* [MATERIAL SUPPLIED]

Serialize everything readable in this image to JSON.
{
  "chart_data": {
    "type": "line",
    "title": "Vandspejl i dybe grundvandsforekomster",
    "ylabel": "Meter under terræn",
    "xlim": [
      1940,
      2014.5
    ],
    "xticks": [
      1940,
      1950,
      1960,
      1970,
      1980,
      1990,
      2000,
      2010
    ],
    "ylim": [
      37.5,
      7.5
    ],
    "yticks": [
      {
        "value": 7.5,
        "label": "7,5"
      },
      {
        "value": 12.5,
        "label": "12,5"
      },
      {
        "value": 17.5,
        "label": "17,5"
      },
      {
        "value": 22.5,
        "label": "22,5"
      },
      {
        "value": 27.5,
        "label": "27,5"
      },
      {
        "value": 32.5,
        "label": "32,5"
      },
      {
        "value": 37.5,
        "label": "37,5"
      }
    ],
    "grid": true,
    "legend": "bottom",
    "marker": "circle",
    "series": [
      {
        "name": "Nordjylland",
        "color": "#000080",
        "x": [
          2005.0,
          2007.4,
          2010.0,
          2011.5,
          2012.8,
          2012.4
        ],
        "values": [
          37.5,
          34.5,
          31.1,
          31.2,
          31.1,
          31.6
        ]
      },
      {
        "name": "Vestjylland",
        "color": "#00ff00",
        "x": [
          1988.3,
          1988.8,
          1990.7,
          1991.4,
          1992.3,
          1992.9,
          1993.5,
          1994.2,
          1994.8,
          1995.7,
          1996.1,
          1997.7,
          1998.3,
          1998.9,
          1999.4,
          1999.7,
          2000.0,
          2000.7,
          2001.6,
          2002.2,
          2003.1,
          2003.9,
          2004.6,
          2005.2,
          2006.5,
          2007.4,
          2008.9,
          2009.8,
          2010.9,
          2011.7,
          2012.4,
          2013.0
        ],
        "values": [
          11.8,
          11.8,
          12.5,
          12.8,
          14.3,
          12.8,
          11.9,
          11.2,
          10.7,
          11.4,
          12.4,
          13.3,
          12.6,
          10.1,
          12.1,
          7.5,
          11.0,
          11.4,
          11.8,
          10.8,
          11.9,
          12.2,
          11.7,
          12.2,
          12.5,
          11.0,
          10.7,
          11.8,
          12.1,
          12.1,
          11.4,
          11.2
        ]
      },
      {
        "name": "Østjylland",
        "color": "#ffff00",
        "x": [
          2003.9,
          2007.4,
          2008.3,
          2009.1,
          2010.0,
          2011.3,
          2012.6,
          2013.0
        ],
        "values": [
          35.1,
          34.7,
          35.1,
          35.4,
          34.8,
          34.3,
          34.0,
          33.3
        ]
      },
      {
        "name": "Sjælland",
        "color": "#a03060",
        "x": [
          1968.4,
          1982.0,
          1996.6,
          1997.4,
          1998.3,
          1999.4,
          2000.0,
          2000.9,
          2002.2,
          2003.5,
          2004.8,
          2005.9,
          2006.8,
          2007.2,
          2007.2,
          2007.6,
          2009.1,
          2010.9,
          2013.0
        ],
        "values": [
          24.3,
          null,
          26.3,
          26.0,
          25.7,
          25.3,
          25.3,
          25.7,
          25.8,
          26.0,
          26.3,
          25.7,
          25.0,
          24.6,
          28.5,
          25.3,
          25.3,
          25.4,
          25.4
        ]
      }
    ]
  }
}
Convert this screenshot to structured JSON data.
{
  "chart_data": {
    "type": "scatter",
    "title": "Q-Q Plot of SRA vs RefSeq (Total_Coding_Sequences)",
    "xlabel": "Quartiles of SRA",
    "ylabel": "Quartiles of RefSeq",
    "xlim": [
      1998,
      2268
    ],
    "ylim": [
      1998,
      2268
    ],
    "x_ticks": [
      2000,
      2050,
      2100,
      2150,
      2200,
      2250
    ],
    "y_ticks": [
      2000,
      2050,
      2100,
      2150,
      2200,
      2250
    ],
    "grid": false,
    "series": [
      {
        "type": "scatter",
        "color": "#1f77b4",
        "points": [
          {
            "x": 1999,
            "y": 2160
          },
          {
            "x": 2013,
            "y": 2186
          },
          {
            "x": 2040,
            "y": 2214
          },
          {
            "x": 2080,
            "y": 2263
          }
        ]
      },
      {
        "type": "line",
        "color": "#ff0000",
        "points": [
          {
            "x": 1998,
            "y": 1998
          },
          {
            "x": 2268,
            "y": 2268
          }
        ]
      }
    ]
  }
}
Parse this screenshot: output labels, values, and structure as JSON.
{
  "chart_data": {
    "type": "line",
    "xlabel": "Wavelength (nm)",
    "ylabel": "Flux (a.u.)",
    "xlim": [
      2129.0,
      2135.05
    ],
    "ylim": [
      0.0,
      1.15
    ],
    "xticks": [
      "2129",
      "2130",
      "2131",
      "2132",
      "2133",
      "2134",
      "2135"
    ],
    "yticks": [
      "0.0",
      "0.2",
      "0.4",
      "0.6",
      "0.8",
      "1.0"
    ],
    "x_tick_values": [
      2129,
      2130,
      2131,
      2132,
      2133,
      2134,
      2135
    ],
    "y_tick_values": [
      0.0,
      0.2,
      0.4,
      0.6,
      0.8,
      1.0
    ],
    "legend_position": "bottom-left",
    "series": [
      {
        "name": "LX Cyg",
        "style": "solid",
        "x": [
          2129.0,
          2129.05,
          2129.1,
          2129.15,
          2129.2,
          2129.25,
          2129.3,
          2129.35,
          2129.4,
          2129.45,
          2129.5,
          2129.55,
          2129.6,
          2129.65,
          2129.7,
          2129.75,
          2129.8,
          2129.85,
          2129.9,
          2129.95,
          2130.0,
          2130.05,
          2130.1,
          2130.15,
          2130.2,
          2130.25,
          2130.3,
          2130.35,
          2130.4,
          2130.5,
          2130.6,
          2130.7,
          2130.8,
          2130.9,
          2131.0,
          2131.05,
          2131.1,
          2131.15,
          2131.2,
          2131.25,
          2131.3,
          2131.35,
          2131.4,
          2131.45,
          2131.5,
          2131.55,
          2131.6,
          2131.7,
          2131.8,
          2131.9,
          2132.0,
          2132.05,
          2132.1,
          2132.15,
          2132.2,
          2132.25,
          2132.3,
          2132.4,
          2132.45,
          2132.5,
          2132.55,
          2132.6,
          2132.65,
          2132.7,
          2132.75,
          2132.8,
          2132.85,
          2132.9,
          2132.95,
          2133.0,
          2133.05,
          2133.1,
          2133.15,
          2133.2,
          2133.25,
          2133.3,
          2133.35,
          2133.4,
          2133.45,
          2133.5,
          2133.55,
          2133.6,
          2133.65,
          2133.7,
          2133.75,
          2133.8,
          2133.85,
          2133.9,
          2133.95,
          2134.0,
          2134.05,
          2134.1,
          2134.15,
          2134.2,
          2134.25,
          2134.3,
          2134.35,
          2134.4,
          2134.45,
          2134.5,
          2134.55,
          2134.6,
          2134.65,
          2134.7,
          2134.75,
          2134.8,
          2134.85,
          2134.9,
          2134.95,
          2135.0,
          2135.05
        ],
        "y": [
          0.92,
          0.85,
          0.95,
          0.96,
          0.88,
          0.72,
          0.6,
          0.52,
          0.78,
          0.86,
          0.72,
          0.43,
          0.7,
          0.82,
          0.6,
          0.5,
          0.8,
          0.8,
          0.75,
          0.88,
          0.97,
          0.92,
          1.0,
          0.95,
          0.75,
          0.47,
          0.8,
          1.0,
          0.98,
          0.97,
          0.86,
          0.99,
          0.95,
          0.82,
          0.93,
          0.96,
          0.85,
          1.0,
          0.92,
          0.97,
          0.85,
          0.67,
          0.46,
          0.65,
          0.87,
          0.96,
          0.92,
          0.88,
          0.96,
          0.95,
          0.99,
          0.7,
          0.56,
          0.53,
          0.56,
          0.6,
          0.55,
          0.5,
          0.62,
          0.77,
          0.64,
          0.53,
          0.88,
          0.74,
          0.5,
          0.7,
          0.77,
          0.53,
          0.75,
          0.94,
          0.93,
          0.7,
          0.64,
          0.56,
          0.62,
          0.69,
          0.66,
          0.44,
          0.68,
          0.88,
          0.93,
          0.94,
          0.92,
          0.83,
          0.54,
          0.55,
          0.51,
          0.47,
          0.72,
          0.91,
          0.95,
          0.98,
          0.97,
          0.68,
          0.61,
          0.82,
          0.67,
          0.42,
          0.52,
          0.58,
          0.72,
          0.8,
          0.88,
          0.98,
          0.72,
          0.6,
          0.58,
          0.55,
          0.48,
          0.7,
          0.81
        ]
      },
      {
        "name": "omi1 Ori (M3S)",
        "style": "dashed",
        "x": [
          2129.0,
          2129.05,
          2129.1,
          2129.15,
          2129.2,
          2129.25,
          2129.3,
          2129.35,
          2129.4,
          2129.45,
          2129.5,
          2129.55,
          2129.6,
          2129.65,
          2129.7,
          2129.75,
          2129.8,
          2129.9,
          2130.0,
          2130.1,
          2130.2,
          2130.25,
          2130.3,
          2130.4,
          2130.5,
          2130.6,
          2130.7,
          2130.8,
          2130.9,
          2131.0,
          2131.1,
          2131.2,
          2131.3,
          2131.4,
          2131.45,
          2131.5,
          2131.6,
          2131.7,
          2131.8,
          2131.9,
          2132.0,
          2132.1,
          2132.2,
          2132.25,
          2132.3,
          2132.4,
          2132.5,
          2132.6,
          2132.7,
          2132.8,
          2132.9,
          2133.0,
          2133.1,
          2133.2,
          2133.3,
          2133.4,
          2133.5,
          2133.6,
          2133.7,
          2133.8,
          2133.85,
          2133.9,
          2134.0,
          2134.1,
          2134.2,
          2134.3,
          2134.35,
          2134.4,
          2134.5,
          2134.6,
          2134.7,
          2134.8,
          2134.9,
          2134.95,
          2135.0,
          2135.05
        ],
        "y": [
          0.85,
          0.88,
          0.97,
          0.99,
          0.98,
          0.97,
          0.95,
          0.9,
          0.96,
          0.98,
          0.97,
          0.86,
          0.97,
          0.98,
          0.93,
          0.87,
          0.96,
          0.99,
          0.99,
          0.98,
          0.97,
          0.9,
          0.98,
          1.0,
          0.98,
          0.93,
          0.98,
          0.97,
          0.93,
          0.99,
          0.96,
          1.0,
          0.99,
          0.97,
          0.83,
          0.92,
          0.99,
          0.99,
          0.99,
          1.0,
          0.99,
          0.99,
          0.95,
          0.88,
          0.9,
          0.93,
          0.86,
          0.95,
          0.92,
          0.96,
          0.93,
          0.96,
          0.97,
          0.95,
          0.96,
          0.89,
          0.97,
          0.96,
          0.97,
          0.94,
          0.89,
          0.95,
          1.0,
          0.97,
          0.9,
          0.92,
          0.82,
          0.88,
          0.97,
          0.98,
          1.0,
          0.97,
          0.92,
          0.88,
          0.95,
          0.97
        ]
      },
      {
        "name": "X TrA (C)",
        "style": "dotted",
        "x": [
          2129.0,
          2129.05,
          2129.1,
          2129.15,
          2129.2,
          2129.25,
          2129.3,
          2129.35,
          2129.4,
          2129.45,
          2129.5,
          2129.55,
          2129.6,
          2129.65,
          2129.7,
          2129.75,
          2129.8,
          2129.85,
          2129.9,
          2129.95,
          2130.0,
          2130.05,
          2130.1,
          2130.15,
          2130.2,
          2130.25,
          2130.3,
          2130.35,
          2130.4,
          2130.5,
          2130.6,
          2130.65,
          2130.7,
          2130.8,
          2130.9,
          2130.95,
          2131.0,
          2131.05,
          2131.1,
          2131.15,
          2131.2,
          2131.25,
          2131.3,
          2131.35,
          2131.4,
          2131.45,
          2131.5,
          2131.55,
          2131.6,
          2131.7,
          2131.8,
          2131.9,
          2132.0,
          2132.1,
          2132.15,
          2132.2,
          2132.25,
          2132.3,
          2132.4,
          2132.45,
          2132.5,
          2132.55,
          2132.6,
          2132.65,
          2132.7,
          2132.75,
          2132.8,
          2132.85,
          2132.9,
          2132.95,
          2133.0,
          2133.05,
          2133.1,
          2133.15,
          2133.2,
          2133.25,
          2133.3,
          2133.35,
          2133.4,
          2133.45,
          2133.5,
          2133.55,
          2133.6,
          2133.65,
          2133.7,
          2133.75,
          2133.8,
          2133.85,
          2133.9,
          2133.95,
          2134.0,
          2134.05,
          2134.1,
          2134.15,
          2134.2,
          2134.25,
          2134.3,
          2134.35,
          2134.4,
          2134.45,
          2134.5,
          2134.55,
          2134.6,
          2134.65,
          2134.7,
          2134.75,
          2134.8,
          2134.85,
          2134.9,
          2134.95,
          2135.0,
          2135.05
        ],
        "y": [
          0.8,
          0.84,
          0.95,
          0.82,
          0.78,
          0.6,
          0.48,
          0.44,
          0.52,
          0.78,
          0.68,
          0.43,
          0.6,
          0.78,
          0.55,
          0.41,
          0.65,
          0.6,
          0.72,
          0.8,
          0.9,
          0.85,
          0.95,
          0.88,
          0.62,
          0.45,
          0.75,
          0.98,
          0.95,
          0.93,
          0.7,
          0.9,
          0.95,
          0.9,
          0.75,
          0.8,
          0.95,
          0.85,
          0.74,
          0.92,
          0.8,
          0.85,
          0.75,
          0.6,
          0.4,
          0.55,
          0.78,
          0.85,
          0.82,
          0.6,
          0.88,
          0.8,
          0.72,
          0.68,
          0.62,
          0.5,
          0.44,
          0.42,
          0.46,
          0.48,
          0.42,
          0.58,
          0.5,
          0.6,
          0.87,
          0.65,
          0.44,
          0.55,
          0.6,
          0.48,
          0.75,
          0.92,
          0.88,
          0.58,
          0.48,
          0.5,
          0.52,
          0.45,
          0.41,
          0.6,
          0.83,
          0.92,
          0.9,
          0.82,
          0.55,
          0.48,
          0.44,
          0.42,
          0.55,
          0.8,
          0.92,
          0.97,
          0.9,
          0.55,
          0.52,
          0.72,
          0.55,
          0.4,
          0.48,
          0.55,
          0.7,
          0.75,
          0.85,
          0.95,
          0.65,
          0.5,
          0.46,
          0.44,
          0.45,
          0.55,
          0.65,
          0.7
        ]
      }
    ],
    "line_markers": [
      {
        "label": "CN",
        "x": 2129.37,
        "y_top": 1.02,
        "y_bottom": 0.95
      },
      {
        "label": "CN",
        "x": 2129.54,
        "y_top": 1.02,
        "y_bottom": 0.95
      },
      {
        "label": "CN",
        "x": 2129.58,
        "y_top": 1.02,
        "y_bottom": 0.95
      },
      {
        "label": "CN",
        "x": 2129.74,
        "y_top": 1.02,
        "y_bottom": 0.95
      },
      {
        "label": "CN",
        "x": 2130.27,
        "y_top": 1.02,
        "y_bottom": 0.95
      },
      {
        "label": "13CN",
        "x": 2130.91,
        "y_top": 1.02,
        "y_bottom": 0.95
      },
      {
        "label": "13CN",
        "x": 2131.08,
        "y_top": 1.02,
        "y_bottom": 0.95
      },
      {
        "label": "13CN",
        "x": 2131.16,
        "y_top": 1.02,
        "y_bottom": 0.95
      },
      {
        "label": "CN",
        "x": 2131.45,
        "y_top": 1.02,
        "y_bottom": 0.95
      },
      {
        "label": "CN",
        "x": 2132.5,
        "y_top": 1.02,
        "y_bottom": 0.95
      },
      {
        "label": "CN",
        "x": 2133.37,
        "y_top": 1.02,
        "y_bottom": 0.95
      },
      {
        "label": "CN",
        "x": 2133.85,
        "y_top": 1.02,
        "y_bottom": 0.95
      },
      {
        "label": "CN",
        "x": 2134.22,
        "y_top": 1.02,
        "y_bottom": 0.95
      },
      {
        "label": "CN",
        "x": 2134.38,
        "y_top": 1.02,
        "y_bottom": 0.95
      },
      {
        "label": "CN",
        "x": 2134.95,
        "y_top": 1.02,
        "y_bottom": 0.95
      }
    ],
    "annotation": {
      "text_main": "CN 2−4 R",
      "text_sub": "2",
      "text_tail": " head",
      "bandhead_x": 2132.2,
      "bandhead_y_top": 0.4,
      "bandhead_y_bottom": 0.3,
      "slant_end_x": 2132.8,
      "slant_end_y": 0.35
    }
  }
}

* [SET EXERCISE] Copy out every line where the word "style" occurs.

* [REPLY]
        "style": "solid",
        "style": "dashed",
        "style": "dotted",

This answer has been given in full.